GERAKAN FUNDRAISING TERINTEGRASI TEHNOLOGI

GERAKAN FUNDRAISING TERINTEGRASI TEHNOLOGI

Gagasan ini ditulis berdasarkan pengalaman penulis dan tim fundraising dalam andilnya membantu penggalangan dana pembangunan masjid at-taqwa patemon yang menghabiskan dana hingga dua setengah miliyar lebih.

Gerakan ini diawali dari sebuah konsep bahwasanya “seorang tidak akan bersedekah jika tidak tahu apa yang disedekahi”, demikian halnya masjid at-taqwa patemon tidak akan memperoleh dana infaq pembangunan masjid, jika para dermawan tidak tahu masjid at-taqwa patemon sedang direnovasi. Jadi konsep awalnya adalah memberi tahu bahwa ada objek tempat untuk disedekahi.

Menjadi persoalan bagaimana kita bisa memberi tahu para dermawan sebanyak itu, sedangkan SDM yang dimiliki hanya segelintir orang saja. Tentu saja gerakan mengetuk pintu rumah per rumah adalah cara konvensional dan tidak efektif, iya kalo kita datang kemudian dermawan mau bersedekah, kalo tidak? Iya kalo hanya tidak bersedekah, kalo diusir? Disinilah peran teknologi bekerja, penulis fikir media sosial pada umumnya, serta whatsapp pada khususnya sudah menjadi bagian tak terlepaskan dengan kehidupan abad ini, sehingga melalui media sosial, lebih spesifik whatsapp kita mampu memberi tahu para donator terkait objek sedekah.

Melalui whatsapp kita mampu mengirimkan broadcast ke para pengguna whatsapp terkait program lazismu serta ajakan berinfaq, zakat, dan sedekah. Tidak semua nomor kita broadcast pesan ajakan bersedakah melalui lazis, itu hanya akan dianggap sebagai spam dan diabaikan oleh para penerima pesan.

::::::::

Tugas 1 => Berdasarkan kutipan teks tentang penggalangan dana masjid, kenapa pesan ajakan bersedekah tidak di-broadcast ke semua nomor? Jawab dalam satu sampai tiga kalimat.
Tugas 2 => Cocokkan tiap pernyataan berikut dengan kutipan teks, lalu jawab ya atau tidak dan kutip kata-kata penentunya dari teks: (a) Pembangunan masjid at-taqwa patemon menghabiskan dana lebih dari dua setengah miliar. (b) Penulis menilai mengetuk pintu rumah per rumah sebagai cara yang efektif. (c) Tim penggalangan dana punya banyak tenaga orang.
Tugas 3 => Tampilkan ulang bagian kutipan teks, semuanya mulai dari "Gagasan ini ditulis" terus ke bawah sampai "setengah miliyar lebih.".

Baris Data =>

::::::::

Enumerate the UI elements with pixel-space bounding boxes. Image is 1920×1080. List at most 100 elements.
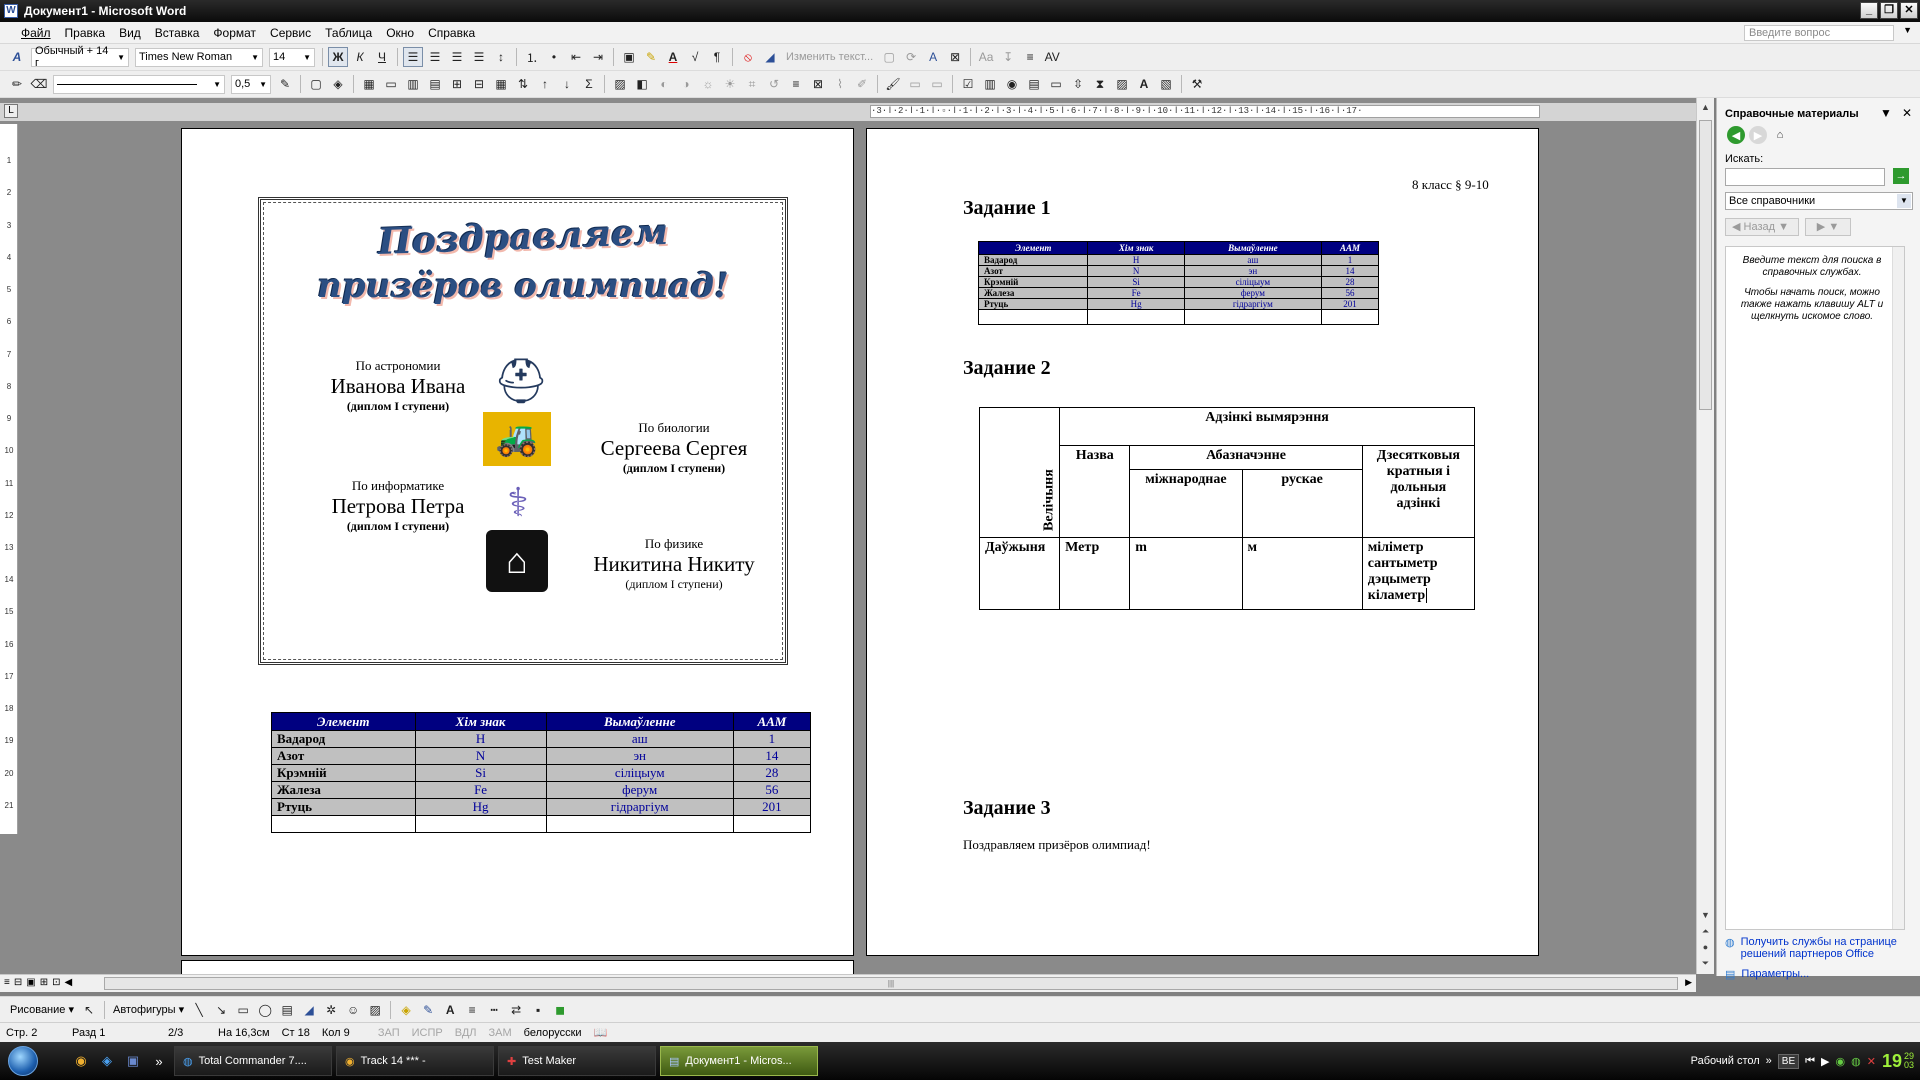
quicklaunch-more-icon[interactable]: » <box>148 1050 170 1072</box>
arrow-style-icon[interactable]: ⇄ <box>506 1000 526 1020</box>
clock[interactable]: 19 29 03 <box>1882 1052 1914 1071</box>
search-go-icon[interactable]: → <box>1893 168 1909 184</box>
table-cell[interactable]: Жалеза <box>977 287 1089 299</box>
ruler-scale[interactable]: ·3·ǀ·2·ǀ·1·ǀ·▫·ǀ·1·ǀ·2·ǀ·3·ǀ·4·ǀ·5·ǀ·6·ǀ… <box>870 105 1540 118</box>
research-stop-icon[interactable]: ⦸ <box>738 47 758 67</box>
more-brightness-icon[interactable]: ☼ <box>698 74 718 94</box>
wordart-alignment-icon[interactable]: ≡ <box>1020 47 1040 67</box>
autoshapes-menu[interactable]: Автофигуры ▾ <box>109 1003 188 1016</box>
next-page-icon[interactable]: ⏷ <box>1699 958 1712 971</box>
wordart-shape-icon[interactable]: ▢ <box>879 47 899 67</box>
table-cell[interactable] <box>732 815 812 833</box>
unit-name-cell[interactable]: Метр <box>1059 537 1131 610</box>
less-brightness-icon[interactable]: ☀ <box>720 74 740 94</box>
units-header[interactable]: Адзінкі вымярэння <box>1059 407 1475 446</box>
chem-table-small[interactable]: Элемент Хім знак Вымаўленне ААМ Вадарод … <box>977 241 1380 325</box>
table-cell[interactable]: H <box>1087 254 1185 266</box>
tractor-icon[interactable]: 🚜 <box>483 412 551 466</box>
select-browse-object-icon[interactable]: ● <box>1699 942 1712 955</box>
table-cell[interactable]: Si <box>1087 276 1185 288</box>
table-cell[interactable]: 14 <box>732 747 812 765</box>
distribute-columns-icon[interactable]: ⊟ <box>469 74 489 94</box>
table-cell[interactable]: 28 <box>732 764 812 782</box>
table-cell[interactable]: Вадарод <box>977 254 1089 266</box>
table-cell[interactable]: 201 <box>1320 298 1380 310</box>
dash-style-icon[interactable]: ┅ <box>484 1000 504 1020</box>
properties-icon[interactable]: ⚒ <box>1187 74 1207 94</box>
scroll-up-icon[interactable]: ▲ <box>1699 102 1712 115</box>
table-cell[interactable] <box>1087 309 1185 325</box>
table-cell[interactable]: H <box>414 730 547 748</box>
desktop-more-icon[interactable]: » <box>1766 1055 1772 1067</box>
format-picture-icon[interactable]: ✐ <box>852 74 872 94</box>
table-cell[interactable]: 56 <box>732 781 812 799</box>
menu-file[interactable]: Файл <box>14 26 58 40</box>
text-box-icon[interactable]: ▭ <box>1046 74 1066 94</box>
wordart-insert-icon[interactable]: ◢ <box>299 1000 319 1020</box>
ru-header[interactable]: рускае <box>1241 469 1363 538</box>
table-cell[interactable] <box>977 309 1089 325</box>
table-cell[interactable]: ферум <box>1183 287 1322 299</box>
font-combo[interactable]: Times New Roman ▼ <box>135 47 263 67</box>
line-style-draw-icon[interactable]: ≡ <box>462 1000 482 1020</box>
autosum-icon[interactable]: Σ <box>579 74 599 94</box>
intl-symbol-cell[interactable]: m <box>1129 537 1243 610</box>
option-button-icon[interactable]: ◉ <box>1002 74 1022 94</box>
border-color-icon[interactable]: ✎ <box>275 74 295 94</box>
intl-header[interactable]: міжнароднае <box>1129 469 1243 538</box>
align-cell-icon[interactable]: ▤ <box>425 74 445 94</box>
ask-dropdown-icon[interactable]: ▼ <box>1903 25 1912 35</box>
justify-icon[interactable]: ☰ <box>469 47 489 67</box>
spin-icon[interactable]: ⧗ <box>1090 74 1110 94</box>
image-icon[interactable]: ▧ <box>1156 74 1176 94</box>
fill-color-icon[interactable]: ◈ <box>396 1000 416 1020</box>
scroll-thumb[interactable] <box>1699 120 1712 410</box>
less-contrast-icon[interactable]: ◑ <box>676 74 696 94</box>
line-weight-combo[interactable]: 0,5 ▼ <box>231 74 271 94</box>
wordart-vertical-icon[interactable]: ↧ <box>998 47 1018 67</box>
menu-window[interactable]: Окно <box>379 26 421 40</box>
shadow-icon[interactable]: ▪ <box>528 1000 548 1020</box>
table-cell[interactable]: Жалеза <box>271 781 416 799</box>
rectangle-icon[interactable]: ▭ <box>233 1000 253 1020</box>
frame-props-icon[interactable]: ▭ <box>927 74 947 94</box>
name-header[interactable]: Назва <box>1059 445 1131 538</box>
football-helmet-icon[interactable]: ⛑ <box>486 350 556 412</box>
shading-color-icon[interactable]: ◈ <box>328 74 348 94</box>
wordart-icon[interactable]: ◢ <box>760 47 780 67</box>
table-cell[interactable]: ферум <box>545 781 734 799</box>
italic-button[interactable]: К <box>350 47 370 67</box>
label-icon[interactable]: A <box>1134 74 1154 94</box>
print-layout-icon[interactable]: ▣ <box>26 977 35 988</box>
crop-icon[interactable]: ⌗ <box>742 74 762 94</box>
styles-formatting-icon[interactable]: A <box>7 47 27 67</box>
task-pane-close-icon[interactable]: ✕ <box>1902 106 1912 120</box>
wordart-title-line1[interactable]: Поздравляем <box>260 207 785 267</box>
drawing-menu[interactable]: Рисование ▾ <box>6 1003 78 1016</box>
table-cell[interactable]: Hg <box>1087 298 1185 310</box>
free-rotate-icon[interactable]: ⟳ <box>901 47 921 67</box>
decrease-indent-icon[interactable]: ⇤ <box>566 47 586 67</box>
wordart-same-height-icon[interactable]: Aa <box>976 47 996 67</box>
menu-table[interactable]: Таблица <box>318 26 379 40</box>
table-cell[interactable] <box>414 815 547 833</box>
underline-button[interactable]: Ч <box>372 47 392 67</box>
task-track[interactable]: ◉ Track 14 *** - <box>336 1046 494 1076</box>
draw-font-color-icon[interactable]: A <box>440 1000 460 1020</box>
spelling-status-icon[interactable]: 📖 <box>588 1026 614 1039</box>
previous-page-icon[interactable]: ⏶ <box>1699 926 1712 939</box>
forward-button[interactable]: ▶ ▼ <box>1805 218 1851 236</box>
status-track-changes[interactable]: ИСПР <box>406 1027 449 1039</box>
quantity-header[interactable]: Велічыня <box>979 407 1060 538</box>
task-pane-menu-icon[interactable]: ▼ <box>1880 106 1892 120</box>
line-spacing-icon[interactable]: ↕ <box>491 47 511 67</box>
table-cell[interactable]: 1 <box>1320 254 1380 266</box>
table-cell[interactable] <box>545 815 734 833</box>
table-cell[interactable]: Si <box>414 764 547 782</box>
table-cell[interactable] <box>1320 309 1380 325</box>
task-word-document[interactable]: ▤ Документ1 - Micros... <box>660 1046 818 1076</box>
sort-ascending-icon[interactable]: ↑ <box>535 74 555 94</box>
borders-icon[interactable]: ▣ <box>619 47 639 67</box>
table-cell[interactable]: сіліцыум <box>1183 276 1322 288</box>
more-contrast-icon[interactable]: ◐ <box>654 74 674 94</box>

::::::::

Hasil Latihan 1 => Pesan ajakan bersedekah tidak dikirim ke semua nomor karena pesan itu hanya akan dianggap spam. Akibatnya, penerima pesan akan mengabaikannya.

Hasil Latihan 2 =>
(a) Ya: "menghabiskan dana hingga dua setengah miliyar lebih".
(b) Tidak: "adalah cara konvensional dan tidak efektif".
(c) Tidak: "SDM yang dimiliki hanya segelintir orang saja".

Hasil Latihan 3 =>
Gagasan ini ditulis berdasarkan pengalaman penulis dan tim fundraising dalam andilnya membantu penggalangan dana pembangunan masjid at-taqwa patemon yang menghabiskan dana hingga dua setengah miliyar lebih.